- [Description of the task]:
Images should be left out, and everything else in the listing reproduced exactly.

- [Exercise data]:
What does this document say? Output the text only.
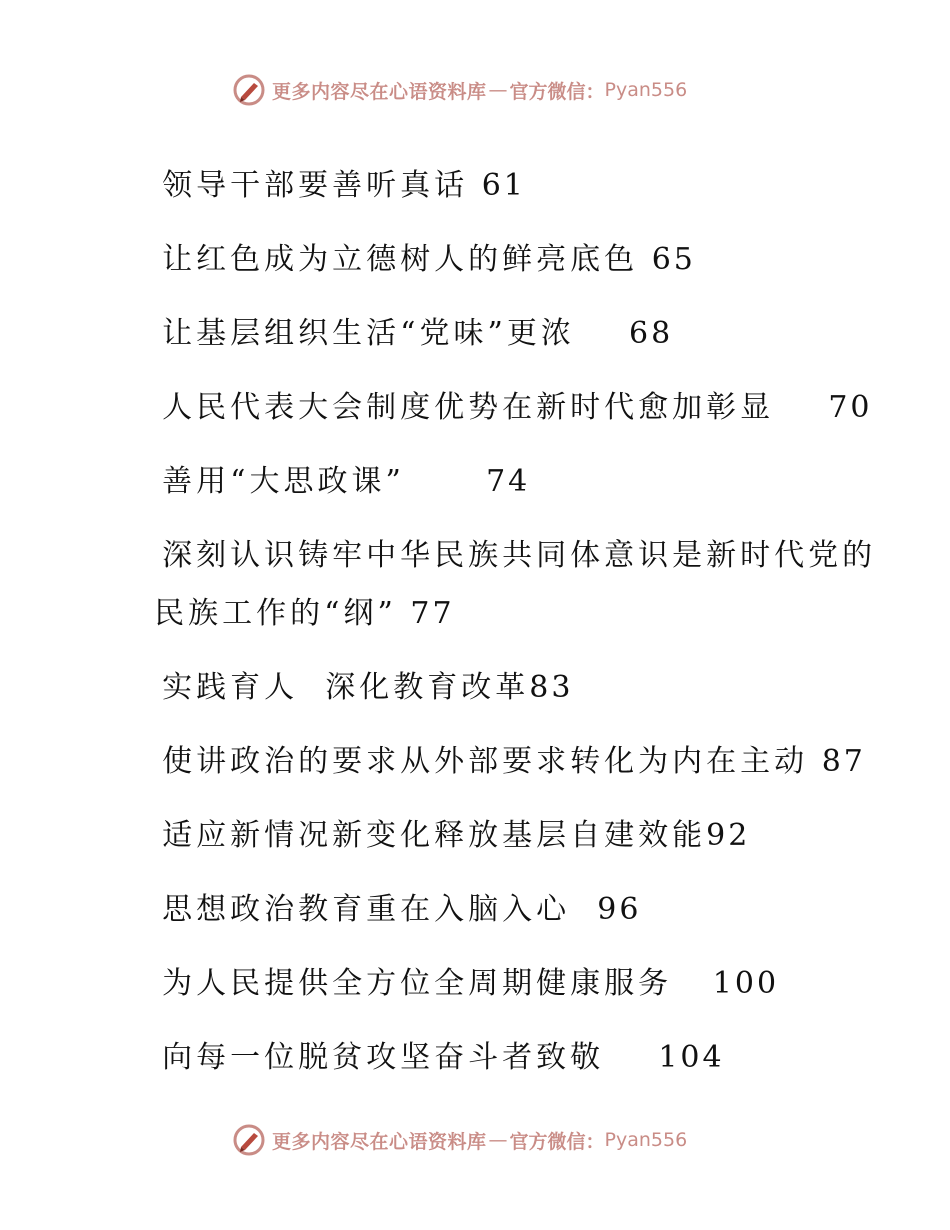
更多内容尽在心语资料库 — 官方微信： Pyan556

领导干部要善听真话 61

让红色成为立德树人的鲜亮底色 65

让基层组织生活“党味”更浓 68

人民代表大会制度优势在新时代愈加彰显 70

善用“大思政课”	74

深刻认识铸牢中华民族共同体意识是新时代党的

民族工作的“纲” 77

实践育人  深化教育改革83

使讲政治的要求从外部要求转化为内在主动 87

适应新情况新变化释放基层自建效能92

思想政治教育重在入脑入心 96

为人民提供全方位全周期健康服务 100

向每一位脱贫攻坚奋斗者致敬 104

更多内容尽在心语资料库 — 官方微信： Pyan556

- [Result of the exercise]:
What does this document say? Output the text only.
更多内容尽在心语资料库 — 官方微信： Pyan556

领导干部要善听真话 61

让红色成为立德树人的鲜亮底色 65

让基层组织生活“党味”更浓 68

人民代表大会制度优势在新时代愈加彰显 70

善用“大思政课”	74

深刻认识铸牢中华民族共同体意识是新时代党的

民族工作的“纲” 77

实践育人  深化教育改革83

使讲政治的要求从外部要求转化为内在主动 87

适应新情况新变化释放基层自建效能92

思想政治教育重在入脑入心 96

为人民提供全方位全周期健康服务 100

向每一位脱贫攻坚奋斗者致敬 104

更多内容尽在心语资料库 — 官方微信： Pyan556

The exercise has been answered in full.